* Start Record set *
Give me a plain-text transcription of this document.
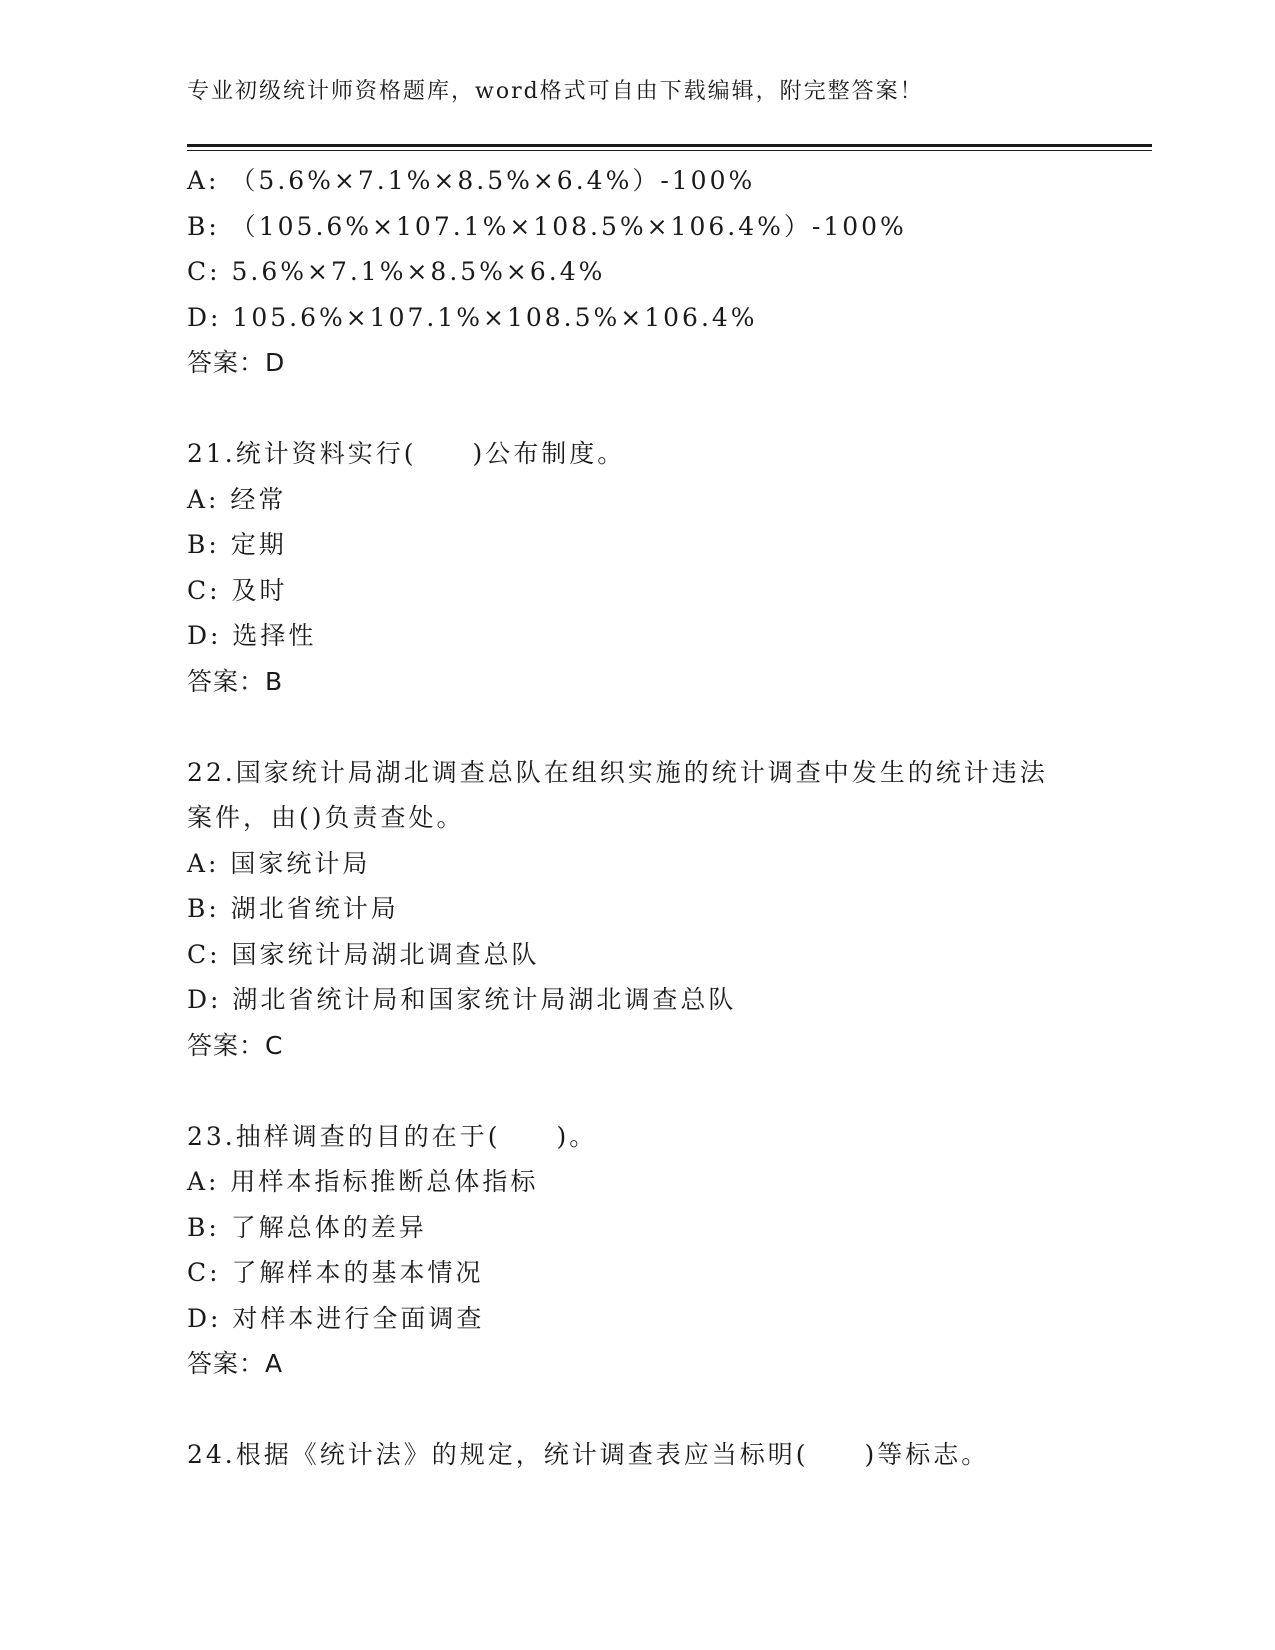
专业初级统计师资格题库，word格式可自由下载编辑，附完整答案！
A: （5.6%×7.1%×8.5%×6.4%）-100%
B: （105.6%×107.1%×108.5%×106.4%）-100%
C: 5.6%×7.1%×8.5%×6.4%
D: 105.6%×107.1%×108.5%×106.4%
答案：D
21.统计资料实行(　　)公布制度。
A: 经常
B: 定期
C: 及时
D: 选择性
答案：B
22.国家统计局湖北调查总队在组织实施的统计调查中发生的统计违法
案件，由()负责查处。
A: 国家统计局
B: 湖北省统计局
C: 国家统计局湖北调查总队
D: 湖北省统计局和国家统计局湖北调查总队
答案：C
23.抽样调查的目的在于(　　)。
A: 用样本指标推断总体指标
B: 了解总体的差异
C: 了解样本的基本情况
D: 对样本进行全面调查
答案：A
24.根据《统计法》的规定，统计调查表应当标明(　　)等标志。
* End Record set *
* Start Record set *
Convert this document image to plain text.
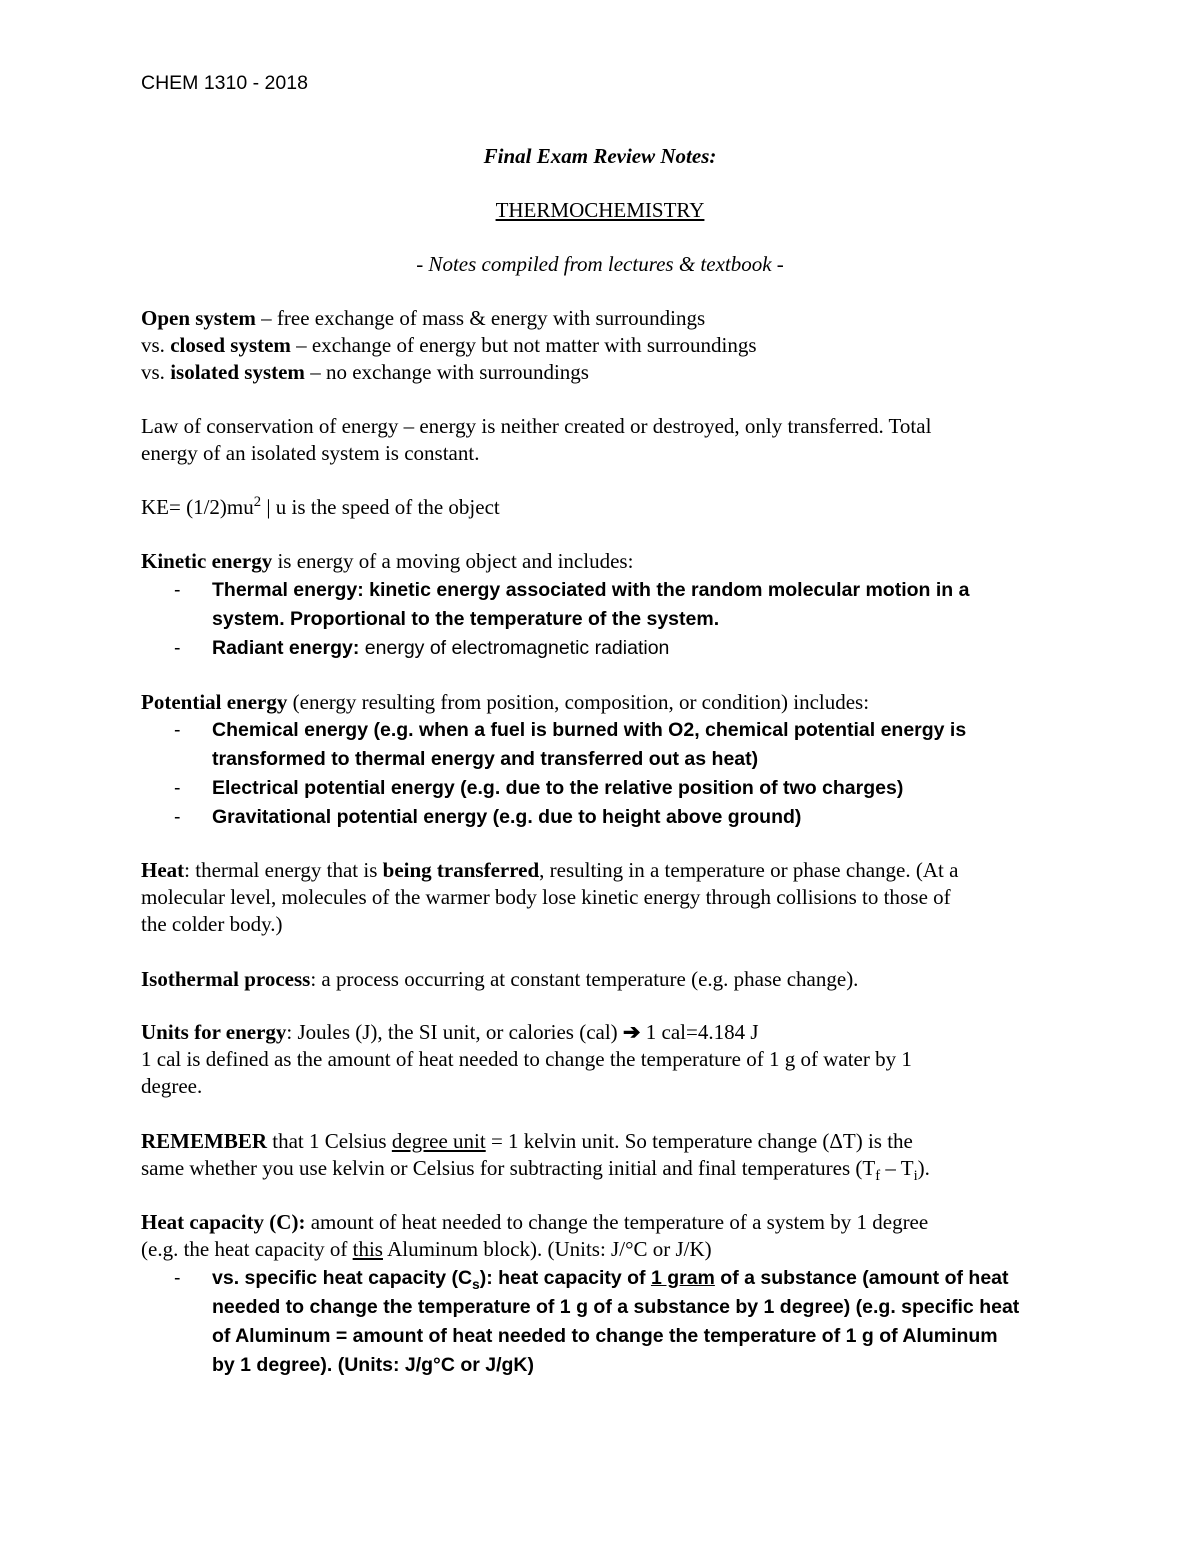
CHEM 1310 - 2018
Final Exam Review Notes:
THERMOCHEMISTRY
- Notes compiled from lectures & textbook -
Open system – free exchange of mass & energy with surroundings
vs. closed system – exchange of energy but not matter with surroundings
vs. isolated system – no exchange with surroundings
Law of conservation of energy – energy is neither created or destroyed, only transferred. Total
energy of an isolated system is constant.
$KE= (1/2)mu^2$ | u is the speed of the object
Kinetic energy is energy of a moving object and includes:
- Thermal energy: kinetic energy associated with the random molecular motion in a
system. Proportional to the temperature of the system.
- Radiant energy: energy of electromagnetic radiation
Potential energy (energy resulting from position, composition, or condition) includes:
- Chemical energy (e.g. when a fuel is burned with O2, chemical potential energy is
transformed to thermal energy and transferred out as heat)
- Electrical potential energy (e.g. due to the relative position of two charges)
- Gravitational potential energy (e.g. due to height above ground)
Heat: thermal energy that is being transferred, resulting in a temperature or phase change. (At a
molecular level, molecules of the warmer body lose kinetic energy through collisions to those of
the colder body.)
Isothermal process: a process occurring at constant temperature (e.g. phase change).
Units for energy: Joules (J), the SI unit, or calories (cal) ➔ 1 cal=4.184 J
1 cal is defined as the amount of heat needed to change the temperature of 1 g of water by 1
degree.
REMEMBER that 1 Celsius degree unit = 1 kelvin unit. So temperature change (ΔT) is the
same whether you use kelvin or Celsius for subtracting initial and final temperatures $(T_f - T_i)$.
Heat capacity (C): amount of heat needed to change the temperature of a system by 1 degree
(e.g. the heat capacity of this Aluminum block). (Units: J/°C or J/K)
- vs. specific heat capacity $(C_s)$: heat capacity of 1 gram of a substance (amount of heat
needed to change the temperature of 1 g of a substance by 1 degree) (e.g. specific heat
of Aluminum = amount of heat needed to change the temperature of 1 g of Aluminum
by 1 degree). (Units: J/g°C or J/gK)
* End Record set *
Problem =>
Locate all lines that include the word "kelvin" and copy them out.

Exercise result =>
REMEMBER that 1 Celsius degree unit = 1 kelvin unit. So temperature change (ΔT) is the
same whether you use kelvin or Celsius for subtracting initial and final temperatures $(T_f - T_i)$.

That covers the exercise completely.